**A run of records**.
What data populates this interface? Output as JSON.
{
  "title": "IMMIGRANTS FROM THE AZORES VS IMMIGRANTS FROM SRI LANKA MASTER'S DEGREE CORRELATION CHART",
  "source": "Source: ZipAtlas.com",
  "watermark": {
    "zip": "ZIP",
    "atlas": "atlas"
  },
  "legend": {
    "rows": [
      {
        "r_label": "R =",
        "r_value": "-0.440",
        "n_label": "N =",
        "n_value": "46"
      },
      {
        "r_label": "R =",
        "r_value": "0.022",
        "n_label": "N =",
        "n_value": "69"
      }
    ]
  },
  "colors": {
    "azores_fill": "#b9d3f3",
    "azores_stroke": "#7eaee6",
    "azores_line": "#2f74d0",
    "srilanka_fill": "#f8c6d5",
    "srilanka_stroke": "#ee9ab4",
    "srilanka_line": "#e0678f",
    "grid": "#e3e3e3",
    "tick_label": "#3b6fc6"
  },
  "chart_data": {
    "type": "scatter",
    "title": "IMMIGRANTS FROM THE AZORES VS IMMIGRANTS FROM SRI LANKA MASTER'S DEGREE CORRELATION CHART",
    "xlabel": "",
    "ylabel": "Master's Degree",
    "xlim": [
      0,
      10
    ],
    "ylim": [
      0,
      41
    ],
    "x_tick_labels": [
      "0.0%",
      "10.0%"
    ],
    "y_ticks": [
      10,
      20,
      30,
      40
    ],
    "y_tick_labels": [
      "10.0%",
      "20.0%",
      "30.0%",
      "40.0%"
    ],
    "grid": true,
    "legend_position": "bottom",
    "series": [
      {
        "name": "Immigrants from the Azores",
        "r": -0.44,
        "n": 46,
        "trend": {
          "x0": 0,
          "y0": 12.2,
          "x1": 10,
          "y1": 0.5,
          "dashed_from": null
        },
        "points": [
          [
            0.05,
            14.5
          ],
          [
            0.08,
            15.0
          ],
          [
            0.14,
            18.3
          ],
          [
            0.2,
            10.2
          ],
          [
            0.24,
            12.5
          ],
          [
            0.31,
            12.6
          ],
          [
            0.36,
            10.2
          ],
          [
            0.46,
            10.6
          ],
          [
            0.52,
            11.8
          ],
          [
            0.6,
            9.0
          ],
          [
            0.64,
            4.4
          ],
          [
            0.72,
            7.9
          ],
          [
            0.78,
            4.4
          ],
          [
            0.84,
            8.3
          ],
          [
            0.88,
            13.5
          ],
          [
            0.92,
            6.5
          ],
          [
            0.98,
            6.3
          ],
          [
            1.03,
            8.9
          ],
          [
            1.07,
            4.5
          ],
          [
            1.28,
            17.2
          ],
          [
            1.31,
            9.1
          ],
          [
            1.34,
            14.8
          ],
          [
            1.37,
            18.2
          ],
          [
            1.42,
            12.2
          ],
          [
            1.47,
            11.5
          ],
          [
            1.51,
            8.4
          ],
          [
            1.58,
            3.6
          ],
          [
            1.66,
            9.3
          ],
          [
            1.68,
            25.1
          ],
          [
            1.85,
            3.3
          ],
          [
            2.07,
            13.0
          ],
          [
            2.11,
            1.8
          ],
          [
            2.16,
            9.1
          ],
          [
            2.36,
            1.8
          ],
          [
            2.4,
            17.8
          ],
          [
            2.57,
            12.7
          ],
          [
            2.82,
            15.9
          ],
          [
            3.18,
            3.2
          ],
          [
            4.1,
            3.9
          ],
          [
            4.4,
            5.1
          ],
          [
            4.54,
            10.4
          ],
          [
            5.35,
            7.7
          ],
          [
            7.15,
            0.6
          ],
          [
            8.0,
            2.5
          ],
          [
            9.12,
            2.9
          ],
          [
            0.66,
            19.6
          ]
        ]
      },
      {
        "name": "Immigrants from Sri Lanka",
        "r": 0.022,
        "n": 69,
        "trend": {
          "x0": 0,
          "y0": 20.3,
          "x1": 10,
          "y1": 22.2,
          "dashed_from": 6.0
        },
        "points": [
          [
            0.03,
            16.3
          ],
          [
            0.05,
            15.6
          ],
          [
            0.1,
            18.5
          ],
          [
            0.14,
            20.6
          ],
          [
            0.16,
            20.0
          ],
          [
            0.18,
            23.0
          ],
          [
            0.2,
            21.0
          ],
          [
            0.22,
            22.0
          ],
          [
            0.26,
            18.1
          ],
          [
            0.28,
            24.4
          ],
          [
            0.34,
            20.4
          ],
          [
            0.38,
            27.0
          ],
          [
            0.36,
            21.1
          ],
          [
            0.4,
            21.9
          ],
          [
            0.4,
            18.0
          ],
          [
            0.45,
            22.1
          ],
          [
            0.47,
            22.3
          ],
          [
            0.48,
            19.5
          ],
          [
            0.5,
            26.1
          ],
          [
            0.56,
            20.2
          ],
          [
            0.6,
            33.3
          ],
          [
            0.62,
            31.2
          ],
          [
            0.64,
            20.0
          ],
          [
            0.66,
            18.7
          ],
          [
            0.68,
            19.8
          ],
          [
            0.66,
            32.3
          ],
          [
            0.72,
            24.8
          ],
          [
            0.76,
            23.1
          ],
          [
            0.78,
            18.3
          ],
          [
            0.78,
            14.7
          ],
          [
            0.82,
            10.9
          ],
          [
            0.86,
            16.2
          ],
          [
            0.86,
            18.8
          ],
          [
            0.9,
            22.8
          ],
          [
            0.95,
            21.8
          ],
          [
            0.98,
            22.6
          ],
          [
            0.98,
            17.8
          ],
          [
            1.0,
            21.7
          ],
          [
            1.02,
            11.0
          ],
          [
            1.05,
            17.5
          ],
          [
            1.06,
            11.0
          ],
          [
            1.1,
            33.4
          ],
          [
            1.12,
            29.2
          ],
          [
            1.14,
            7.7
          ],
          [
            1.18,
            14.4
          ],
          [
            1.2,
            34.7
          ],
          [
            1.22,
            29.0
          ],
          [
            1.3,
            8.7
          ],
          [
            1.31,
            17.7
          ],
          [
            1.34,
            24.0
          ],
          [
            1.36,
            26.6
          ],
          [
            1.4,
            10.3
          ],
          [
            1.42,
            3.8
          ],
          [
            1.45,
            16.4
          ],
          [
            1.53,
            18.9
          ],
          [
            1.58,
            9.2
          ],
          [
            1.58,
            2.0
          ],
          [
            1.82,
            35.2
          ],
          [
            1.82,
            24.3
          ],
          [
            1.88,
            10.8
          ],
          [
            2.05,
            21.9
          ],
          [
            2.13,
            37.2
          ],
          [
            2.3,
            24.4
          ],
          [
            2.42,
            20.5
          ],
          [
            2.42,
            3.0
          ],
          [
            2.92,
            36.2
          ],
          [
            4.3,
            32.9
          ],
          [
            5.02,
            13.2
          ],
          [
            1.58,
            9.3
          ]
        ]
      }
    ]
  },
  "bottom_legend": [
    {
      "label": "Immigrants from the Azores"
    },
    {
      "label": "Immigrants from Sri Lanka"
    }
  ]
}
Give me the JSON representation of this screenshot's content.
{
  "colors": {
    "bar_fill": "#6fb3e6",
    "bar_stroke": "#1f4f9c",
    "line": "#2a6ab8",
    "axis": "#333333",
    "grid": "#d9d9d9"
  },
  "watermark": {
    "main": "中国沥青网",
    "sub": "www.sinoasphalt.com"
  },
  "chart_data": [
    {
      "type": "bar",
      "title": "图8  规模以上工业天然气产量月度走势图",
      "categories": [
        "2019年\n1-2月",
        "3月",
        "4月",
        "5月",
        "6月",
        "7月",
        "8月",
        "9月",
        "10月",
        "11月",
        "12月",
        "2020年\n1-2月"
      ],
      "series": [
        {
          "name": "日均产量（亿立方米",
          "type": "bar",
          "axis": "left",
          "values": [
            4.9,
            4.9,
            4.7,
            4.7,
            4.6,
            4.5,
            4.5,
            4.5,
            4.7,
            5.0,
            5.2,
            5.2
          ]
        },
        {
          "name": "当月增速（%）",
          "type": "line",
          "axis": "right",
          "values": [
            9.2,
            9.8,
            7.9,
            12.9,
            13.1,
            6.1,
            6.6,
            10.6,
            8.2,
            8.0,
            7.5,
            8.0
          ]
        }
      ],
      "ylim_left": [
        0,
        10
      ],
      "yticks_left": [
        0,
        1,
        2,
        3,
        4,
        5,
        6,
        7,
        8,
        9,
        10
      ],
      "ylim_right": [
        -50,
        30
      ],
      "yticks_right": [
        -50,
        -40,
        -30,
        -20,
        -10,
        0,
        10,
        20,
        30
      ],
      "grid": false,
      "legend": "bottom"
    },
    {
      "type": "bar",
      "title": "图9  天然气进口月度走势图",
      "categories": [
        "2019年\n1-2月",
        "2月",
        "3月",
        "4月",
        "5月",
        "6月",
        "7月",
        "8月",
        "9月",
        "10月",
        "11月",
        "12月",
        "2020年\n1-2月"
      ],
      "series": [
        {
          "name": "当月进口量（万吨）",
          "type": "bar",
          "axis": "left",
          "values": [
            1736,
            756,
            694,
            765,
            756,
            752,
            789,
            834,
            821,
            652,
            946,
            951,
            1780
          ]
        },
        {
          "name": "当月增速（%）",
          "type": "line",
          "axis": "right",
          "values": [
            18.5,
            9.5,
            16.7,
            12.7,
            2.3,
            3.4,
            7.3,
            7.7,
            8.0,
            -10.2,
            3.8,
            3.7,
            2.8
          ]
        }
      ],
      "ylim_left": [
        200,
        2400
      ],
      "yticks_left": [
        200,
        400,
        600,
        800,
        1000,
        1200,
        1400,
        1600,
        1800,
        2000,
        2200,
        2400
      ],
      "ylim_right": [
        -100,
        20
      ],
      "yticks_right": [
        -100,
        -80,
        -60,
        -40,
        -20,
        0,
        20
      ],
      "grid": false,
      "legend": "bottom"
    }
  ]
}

**Aim**. Return every line above in which the string "JSON" occurs.

**Finished task**.
What data populates this interface? Output as JSON.
Give me the JSON representation of this screenshot's content.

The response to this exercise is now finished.